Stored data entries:
--------------------------------

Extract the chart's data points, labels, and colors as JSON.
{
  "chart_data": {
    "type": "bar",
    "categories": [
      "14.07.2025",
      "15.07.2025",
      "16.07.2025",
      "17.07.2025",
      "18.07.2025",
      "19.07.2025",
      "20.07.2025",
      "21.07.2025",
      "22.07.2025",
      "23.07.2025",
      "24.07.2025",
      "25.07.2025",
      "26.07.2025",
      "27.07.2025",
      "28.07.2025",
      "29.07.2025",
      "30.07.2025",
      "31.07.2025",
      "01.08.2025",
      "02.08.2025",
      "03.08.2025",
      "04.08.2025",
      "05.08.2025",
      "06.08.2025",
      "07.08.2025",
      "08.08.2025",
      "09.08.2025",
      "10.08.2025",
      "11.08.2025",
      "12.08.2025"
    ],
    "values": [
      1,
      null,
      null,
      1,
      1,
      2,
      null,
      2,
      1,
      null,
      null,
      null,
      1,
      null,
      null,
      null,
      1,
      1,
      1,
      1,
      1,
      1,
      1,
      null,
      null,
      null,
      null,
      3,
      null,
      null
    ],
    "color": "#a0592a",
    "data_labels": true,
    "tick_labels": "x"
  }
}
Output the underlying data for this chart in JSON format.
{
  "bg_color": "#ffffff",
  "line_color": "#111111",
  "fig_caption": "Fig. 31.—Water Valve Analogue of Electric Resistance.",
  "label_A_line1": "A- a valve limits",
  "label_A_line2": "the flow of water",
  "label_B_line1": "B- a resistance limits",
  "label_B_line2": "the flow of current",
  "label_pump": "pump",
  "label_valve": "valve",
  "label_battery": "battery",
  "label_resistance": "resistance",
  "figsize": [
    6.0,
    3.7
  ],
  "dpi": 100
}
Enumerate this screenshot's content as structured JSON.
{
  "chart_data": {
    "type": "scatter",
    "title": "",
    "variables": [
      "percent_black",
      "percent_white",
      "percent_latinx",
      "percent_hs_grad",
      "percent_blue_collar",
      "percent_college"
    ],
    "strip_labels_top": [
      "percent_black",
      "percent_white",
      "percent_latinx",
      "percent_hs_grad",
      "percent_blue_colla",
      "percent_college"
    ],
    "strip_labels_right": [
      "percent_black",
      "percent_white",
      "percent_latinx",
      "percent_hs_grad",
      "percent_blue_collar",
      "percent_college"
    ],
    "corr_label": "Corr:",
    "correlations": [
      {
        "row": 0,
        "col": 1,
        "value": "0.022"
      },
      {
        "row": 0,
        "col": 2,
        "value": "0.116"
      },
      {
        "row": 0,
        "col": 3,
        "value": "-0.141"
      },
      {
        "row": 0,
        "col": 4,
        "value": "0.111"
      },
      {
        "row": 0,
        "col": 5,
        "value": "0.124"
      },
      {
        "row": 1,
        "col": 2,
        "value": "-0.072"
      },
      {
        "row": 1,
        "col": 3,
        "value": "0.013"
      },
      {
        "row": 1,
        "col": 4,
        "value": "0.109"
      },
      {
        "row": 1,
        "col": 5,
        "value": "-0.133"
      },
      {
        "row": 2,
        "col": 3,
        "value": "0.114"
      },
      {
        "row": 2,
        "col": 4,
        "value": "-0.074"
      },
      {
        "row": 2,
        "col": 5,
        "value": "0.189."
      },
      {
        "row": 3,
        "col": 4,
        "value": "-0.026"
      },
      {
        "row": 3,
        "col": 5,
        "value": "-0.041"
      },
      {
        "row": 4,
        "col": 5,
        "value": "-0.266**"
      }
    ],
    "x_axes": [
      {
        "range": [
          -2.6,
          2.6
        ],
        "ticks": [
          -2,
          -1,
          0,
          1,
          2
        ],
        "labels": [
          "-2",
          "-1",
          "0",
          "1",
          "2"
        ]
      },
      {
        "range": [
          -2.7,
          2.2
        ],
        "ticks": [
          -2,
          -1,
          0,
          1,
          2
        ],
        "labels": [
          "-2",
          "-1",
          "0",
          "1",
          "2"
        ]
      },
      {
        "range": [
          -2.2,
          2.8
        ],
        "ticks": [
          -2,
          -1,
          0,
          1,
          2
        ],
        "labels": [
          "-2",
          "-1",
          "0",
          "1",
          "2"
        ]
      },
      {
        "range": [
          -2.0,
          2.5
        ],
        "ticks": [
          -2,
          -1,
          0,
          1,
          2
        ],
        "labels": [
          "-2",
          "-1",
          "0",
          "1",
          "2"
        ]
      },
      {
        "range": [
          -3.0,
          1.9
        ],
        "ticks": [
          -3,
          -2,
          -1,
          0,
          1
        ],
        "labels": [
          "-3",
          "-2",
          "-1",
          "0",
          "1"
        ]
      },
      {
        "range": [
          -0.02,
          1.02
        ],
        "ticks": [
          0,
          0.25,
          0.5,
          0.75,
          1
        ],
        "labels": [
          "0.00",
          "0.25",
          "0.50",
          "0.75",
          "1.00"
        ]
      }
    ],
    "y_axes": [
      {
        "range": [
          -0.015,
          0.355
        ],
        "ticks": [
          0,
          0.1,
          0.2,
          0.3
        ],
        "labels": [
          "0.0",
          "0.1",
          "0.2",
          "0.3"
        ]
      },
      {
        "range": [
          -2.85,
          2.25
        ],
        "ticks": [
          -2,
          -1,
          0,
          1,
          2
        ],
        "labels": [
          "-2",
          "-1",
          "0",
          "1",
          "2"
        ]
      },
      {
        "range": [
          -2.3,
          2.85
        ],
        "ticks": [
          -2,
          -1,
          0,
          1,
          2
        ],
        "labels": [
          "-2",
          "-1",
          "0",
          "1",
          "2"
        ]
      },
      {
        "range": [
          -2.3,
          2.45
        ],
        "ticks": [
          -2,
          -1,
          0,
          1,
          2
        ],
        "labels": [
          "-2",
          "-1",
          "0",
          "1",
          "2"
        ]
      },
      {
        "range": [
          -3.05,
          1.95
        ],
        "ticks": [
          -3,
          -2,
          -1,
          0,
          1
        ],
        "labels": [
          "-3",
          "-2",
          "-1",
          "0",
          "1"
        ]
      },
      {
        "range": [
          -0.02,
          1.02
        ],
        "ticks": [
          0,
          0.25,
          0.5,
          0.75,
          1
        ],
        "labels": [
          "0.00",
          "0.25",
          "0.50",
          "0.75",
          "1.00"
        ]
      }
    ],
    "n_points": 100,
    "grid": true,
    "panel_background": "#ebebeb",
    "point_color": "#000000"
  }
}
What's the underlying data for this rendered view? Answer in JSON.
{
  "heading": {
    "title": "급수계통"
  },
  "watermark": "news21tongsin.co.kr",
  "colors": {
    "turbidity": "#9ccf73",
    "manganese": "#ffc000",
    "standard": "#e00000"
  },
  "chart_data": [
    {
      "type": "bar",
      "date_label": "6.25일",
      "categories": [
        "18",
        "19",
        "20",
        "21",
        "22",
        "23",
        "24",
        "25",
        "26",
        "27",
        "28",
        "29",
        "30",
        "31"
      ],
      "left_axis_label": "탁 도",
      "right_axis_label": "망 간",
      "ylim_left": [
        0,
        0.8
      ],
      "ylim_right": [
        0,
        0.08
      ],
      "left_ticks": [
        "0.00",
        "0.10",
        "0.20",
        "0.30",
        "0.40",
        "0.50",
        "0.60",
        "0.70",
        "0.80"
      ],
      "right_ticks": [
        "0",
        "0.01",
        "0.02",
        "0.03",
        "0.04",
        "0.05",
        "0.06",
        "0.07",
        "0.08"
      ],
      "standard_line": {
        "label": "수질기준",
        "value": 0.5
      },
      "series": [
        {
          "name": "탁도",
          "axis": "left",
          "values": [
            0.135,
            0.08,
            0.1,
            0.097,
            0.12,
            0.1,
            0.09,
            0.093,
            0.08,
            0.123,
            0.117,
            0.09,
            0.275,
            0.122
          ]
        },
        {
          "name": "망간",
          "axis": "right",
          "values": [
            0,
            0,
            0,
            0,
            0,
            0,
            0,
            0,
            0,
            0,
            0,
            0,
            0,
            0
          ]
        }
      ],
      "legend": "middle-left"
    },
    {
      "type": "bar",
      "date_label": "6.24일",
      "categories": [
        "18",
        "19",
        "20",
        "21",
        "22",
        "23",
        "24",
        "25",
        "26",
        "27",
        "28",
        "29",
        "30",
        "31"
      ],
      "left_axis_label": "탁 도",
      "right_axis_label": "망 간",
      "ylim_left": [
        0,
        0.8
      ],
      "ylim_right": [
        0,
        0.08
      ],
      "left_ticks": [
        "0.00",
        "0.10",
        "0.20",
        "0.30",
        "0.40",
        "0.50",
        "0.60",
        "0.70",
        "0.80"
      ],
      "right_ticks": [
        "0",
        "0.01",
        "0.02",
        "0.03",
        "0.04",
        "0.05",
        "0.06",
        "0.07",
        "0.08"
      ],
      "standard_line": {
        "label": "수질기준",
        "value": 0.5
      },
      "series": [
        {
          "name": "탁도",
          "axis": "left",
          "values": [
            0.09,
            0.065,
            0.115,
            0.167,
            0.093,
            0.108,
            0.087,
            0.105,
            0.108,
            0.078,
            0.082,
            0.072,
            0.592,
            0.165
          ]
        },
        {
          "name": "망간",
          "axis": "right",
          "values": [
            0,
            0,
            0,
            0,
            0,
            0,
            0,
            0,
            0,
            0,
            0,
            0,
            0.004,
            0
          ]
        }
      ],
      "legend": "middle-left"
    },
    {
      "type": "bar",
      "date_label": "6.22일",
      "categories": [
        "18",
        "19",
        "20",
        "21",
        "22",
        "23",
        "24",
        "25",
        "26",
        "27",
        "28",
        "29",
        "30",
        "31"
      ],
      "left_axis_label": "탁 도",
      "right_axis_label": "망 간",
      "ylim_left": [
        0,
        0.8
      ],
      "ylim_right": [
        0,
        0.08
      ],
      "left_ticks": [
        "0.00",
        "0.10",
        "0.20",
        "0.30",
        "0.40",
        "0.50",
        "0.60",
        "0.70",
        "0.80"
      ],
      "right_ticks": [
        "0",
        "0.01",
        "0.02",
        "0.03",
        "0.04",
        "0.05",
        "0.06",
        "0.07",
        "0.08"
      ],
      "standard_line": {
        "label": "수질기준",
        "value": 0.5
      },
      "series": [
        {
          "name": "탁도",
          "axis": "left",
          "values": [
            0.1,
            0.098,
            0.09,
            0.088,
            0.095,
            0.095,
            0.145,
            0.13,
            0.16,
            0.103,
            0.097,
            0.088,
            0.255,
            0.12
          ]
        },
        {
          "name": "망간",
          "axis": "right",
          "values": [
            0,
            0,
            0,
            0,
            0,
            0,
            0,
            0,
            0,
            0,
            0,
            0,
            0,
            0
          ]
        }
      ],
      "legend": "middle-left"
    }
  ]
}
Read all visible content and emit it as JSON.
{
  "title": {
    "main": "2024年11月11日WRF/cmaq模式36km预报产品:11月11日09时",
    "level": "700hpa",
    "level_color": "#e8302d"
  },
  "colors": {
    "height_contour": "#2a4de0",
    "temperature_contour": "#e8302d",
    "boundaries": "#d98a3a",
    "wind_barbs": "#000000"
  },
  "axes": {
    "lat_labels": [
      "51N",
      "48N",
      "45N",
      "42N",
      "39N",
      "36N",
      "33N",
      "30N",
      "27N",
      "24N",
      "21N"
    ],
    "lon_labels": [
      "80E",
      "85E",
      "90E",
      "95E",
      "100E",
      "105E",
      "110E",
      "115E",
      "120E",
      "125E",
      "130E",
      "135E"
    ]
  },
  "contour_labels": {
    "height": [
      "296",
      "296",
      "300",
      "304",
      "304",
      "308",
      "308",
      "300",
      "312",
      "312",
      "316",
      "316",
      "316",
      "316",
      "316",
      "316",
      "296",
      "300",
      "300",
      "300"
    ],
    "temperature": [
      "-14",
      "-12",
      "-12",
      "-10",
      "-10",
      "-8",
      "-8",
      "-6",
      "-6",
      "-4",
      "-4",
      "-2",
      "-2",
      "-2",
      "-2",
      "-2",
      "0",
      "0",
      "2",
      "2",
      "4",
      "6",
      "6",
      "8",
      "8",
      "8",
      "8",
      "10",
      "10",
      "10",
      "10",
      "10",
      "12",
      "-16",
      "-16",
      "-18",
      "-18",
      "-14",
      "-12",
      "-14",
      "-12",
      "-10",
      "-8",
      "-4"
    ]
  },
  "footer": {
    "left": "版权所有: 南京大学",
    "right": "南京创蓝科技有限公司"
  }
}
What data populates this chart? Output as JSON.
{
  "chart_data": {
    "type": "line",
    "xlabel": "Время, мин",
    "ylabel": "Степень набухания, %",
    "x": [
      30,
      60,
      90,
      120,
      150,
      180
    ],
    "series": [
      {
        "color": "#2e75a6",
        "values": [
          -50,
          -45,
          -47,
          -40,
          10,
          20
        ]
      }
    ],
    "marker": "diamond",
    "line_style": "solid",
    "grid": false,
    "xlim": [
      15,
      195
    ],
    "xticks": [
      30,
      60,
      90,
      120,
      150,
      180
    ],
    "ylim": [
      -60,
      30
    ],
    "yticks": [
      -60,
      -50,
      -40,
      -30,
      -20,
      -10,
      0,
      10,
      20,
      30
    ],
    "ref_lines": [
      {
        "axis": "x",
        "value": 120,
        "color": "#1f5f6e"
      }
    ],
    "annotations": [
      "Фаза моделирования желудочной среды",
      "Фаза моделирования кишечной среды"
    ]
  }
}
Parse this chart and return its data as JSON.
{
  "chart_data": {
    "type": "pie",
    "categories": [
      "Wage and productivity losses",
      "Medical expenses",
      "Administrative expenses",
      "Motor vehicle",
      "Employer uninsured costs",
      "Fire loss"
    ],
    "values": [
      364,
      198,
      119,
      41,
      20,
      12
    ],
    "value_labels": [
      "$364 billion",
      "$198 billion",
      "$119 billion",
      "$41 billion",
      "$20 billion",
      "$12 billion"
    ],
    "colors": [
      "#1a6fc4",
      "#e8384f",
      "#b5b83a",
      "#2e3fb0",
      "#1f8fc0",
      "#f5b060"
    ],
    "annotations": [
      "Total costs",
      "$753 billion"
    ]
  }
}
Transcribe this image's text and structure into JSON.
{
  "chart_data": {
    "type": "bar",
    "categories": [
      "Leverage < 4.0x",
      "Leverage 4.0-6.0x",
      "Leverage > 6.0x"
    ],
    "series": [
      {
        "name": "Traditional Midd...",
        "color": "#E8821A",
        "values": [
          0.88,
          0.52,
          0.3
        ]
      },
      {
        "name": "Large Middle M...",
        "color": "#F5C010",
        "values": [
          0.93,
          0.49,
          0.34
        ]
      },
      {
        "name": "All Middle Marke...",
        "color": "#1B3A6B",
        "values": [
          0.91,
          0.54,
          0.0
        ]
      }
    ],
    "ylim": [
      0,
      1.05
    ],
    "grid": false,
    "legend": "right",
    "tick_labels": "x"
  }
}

--------------------------------

REQUIRED TASK: Copy out every line with the word "Leverage".

SOLUTION:
      "Leverage < 4.0x",
      "Leverage 4.0-6.0x",
      "Leverage > 6.0x"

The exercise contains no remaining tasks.